Task to complete: Print every entry word for word, but omit the pictures.

Data in this exercise:
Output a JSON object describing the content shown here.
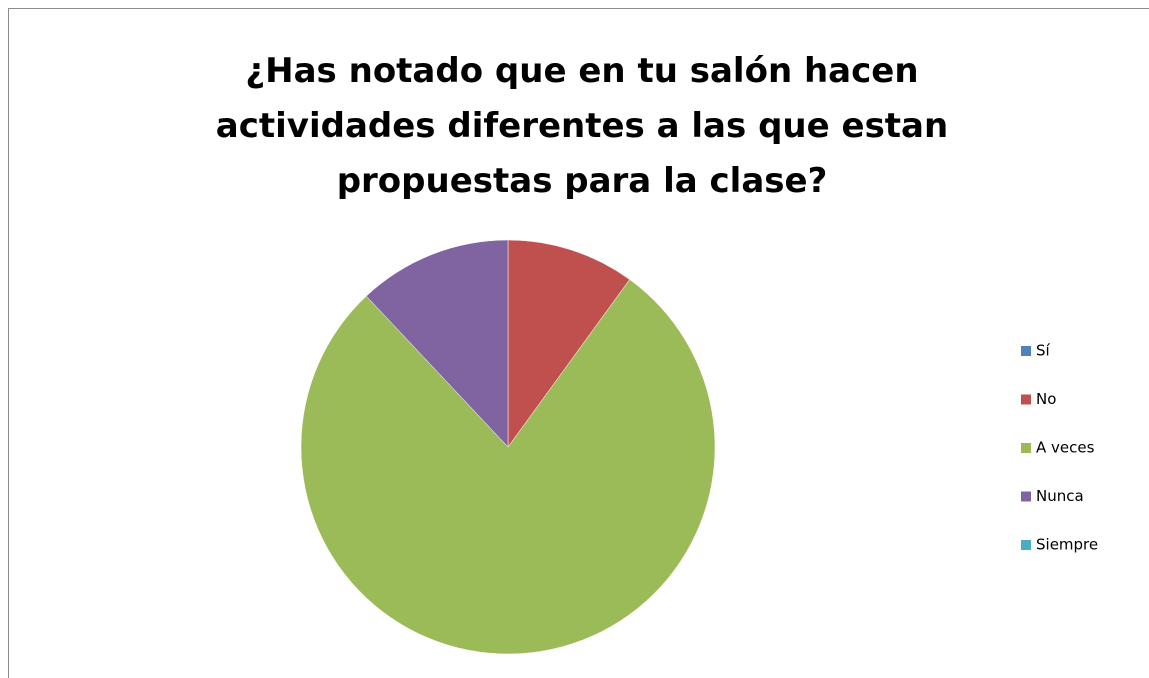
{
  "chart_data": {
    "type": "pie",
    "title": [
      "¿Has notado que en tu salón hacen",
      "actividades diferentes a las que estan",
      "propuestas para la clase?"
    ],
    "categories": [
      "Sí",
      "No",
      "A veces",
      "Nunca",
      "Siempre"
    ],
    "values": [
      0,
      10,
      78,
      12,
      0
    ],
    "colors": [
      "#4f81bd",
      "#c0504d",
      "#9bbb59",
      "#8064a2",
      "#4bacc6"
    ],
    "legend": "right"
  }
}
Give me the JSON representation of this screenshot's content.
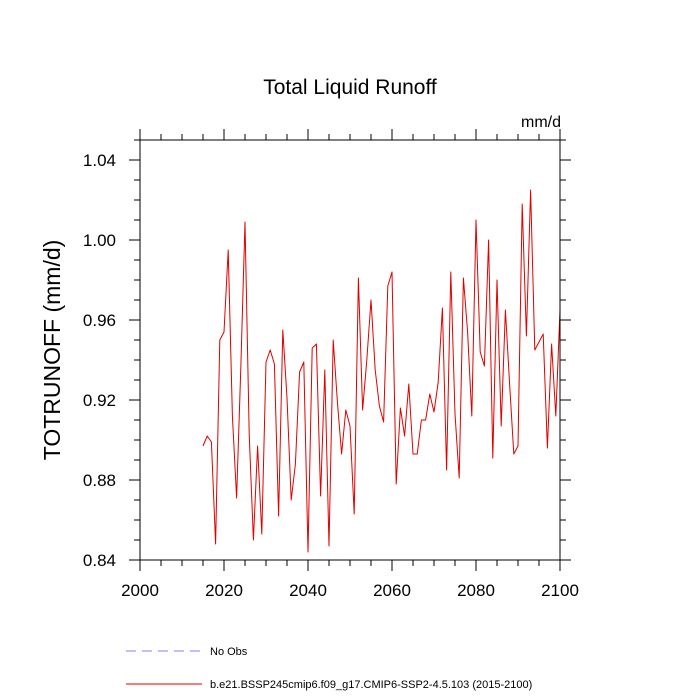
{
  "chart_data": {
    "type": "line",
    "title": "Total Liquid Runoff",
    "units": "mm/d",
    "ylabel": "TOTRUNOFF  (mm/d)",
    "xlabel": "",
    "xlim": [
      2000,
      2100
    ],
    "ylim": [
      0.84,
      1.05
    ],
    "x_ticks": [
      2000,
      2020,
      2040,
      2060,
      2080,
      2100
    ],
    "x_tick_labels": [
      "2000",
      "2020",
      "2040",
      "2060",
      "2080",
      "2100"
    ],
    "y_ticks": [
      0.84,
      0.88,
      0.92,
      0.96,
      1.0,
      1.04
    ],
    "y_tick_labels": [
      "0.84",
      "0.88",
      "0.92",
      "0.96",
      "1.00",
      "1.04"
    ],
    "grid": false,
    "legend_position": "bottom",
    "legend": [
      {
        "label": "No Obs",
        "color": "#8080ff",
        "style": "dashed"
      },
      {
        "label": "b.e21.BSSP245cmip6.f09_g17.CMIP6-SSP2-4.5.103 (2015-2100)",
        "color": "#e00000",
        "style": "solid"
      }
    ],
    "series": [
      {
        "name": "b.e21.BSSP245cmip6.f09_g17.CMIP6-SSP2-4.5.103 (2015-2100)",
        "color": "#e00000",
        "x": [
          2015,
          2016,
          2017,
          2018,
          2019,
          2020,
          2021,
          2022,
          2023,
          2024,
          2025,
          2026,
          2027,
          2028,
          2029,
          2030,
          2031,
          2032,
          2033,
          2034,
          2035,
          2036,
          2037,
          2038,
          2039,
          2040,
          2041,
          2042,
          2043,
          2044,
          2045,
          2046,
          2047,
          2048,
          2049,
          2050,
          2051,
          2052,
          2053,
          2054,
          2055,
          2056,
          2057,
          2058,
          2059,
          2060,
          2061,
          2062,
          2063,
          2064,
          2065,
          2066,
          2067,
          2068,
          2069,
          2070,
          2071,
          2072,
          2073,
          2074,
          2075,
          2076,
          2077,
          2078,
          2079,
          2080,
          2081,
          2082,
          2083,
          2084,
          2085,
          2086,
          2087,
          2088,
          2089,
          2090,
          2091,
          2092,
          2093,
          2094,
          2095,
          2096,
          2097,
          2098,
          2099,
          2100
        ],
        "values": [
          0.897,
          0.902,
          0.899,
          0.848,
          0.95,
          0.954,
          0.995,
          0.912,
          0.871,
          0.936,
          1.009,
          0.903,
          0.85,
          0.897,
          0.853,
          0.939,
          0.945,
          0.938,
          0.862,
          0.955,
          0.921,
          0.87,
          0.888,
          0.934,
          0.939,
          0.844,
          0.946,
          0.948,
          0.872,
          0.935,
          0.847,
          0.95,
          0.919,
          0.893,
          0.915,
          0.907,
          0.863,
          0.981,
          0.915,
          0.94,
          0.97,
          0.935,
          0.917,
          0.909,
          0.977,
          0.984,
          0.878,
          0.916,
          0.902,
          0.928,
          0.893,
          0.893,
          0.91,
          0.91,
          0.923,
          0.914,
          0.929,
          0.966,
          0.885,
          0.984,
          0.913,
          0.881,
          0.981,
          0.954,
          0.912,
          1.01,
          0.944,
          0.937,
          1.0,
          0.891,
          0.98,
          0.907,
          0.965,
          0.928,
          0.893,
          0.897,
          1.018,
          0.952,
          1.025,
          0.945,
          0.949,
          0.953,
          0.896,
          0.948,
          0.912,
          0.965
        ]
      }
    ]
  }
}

Output for this task:
Output a JSON object describing the content shown here.
{
  "chart_data": {
    "type": "pie",
    "title": [
      "¿Has notado que en tu salón hacen",
      "actividades diferentes a las que estan",
      "propuestas para la clase?"
    ],
    "categories": [
      "Sí",
      "No",
      "A veces",
      "Nunca",
      "Siempre"
    ],
    "values": [
      0,
      10,
      78,
      12,
      0
    ],
    "colors": [
      "#4f81bd",
      "#c0504d",
      "#9bbb59",
      "#8064a2",
      "#4bacc6"
    ],
    "legend": "right"
  }
}
Give me the JSON representation of this screenshot's content.
{
  "chart_data": {
    "type": "line",
    "title": "Total Liquid Runoff",
    "units": "mm/d",
    "ylabel": "TOTRUNOFF  (mm/d)",
    "xlabel": "",
    "xlim": [
      2000,
      2100
    ],
    "ylim": [
      0.84,
      1.05
    ],
    "x_ticks": [
      2000,
      2020,
      2040,
      2060,
      2080,
      2100
    ],
    "x_tick_labels": [
      "2000",
      "2020",
      "2040",
      "2060",
      "2080",
      "2100"
    ],
    "y_ticks": [
      0.84,
      0.88,
      0.92,
      0.96,
      1.0,
      1.04
    ],
    "y_tick_labels": [
      "0.84",
      "0.88",
      "0.92",
      "0.96",
      "1.00",
      "1.04"
    ],
    "grid": false,
    "legend_position": "bottom",
    "legend": [
      {
        "label": "No Obs",
        "color": "#8080ff",
        "style": "dashed"
      },
      {
        "label": "b.e21.BSSP245cmip6.f09_g17.CMIP6-SSP2-4.5.103 (2015-2100)",
        "color": "#e00000",
        "style": "solid"
      }
    ],
    "series": [
      {
        "name": "b.e21.BSSP245cmip6.f09_g17.CMIP6-SSP2-4.5.103 (2015-2100)",
        "color": "#e00000",
        "x": [
          2015,
          2016,
          2017,
          2018,
          2019,
          2020,
          2021,
          2022,
          2023,
          2024,
          2025,
          2026,
          2027,
          2028,
          2029,
          2030,
          2031,
          2032,
          2033,
          2034,
          2035,
          2036,
          2037,
          2038,
          2039,
          2040,
          2041,
          2042,
          2043,
          2044,
          2045,
          2046,
          2047,
          2048,
          2049,
          2050,
          2051,
          2052,
          2053,
          2054,
          2055,
          2056,
          2057,
          2058,
          2059,
          2060,
          2061,
          2062,
          2063,
          2064,
          2065,
          2066,
          2067,
          2068,
          2069,
          2070,
          2071,
          2072,
          2073,
          2074,
          2075,
          2076,
          2077,
          2078,
          2079,
          2080,
          2081,
          2082,
          2083,
          2084,
          2085,
          2086,
          2087,
          2088,
          2089,
          2090,
          2091,
          2092,
          2093,
          2094,
          2095,
          2096,
          2097,
          2098,
          2099,
          2100
        ],
        "values": [
          0.897,
          0.902,
          0.899,
          0.848,
          0.95,
          0.954,
          0.995,
          0.912,
          0.871,
          0.936,
          1.009,
          0.903,
          0.85,
          0.897,
          0.853,
          0.939,
          0.945,
          0.938,
          0.862,
          0.955,
          0.921,
          0.87,
          0.888,
          0.934,
          0.939,
          0.844,
          0.946,
          0.948,
          0.872,
          0.935,
          0.847,
          0.95,
          0.919,
          0.893,
          0.915,
          0.907,
          0.863,
          0.981,
          0.915,
          0.94,
          0.97,
          0.935,
          0.917,
          0.909,
          0.977,
          0.984,
          0.878,
          0.916,
          0.902,
          0.928,
          0.893,
          0.893,
          0.91,
          0.91,
          0.923,
          0.914,
          0.929,
          0.966,
          0.885,
          0.984,
          0.913,
          0.881,
          0.981,
          0.954,
          0.912,
          1.01,
          0.944,
          0.937,
          1.0,
          0.891,
          0.98,
          0.907,
          0.965,
          0.928,
          0.893,
          0.897,
          1.018,
          0.952,
          1.025,
          0.945,
          0.949,
          0.953,
          0.896,
          0.948,
          0.912,
          0.965
        ]
      }
    ]
  }
}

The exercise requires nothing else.